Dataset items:
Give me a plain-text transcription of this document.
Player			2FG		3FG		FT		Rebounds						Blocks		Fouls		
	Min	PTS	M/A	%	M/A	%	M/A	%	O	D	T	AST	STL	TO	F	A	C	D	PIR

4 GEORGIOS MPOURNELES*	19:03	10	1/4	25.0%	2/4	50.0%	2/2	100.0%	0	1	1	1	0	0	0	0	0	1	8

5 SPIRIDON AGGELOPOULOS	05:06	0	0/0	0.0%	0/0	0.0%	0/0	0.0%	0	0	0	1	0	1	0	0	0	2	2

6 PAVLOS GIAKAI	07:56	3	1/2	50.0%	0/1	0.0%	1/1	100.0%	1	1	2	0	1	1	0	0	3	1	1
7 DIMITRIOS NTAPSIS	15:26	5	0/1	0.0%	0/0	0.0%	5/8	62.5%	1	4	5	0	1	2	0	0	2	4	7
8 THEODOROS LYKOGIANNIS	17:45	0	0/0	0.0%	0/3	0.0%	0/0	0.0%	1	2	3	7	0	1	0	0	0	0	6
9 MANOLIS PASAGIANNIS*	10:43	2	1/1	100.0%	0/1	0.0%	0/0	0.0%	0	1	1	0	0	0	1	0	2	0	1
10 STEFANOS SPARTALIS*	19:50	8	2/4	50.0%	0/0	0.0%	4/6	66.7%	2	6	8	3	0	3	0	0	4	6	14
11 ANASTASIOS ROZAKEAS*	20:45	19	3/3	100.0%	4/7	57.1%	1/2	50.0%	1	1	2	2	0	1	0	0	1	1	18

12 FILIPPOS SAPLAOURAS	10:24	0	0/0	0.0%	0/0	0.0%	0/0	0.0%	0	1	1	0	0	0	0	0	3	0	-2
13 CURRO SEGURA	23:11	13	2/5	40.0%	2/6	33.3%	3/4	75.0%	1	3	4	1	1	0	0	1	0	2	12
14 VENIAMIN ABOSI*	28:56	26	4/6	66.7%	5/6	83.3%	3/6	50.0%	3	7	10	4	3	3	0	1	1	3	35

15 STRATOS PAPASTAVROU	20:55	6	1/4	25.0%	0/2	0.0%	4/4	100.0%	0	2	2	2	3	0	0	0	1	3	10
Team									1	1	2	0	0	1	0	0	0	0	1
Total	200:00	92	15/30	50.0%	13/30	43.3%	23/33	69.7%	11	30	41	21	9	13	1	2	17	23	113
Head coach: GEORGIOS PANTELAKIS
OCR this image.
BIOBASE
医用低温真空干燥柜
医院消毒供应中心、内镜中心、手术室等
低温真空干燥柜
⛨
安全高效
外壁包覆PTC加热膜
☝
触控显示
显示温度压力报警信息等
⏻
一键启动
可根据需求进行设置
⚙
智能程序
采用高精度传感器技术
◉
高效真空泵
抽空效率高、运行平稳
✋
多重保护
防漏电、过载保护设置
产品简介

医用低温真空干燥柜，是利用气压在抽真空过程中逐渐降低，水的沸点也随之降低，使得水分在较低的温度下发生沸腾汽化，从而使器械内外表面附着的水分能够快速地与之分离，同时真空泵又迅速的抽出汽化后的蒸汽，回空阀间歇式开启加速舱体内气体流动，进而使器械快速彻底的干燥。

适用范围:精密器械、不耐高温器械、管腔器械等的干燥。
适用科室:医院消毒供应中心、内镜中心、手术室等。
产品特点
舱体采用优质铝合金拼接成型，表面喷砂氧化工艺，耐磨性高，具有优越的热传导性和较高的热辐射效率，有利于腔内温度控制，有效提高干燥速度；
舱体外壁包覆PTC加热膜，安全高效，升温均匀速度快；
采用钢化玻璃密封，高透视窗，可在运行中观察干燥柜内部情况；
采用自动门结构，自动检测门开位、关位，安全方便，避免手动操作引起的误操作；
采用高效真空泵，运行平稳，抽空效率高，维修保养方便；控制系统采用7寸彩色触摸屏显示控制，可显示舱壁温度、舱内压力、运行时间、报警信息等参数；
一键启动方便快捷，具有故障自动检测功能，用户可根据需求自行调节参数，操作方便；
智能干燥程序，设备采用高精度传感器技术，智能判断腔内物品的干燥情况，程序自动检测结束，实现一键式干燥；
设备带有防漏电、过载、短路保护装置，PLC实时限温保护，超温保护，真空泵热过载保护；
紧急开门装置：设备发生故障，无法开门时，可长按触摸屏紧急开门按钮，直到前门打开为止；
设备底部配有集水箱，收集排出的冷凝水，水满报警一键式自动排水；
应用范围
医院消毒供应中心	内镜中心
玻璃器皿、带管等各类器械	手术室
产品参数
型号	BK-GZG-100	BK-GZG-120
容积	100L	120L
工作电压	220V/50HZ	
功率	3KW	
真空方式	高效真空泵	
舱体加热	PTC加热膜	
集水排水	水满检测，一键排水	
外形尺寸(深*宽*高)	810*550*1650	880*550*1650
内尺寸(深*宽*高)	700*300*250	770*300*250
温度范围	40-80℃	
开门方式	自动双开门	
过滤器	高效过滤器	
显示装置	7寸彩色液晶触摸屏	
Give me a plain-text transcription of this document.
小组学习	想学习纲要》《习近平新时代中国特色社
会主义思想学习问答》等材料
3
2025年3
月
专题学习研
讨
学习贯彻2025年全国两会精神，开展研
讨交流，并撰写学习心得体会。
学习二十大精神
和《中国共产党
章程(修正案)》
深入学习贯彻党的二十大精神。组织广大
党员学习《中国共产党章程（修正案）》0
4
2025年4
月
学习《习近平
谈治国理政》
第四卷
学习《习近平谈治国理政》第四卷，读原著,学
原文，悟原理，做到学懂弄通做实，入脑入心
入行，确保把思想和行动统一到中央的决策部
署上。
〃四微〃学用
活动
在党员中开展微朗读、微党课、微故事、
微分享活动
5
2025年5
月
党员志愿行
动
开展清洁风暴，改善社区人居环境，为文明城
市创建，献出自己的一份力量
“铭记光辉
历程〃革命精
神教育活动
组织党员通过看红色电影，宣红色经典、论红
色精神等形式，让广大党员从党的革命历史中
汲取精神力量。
...
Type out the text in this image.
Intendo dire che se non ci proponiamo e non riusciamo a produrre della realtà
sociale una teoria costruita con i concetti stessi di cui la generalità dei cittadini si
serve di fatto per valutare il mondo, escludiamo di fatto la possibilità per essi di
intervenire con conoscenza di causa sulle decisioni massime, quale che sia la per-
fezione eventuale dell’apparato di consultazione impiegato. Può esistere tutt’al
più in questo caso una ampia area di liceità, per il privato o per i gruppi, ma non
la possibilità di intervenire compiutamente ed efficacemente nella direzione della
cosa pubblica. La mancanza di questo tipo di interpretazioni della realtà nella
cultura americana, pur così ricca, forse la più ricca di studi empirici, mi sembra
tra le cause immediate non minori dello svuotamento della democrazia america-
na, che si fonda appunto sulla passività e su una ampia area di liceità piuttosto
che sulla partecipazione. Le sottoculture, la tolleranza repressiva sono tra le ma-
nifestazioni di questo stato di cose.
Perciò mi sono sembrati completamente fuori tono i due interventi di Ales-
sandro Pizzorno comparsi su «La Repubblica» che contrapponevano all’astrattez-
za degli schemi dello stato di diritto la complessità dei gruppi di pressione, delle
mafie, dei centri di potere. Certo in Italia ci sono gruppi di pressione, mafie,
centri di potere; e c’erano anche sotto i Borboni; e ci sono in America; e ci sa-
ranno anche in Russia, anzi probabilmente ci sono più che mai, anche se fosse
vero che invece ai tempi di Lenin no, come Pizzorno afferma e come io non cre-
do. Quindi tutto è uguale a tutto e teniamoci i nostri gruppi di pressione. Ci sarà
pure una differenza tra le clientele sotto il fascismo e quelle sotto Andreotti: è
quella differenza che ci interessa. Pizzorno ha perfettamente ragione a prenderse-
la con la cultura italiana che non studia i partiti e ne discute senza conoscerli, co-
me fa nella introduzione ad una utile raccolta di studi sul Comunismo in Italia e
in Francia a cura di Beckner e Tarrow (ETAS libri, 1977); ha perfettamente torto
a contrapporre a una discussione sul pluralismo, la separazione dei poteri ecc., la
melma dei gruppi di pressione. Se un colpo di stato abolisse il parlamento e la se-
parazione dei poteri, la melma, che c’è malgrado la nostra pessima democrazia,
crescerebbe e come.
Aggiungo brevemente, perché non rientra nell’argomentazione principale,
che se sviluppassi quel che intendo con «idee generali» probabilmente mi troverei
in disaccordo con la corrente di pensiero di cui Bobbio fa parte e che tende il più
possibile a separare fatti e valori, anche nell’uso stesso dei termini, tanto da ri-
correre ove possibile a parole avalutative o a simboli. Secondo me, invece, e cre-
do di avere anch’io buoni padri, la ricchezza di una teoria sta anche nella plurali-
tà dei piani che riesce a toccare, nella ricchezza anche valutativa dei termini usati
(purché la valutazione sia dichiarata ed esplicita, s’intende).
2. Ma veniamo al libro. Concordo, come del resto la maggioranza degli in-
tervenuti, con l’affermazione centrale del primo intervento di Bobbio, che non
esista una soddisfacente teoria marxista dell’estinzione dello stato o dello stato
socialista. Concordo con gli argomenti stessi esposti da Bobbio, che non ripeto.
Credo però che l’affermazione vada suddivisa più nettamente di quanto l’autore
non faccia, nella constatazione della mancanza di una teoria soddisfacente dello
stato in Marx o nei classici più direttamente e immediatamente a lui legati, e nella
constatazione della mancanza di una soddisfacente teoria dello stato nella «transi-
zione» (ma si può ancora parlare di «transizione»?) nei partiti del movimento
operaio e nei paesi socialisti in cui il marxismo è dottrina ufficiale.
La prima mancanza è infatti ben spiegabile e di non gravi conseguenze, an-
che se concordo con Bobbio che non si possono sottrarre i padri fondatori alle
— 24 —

* Work to complete
Pull out every line of the entries that includes the word "constatazione".

* Result
non faccia, nella constatazione della mancanza di una teoria soddisfacente dello
constatazione della mancanza di una soddisfacente teoria dello stato nella «transi-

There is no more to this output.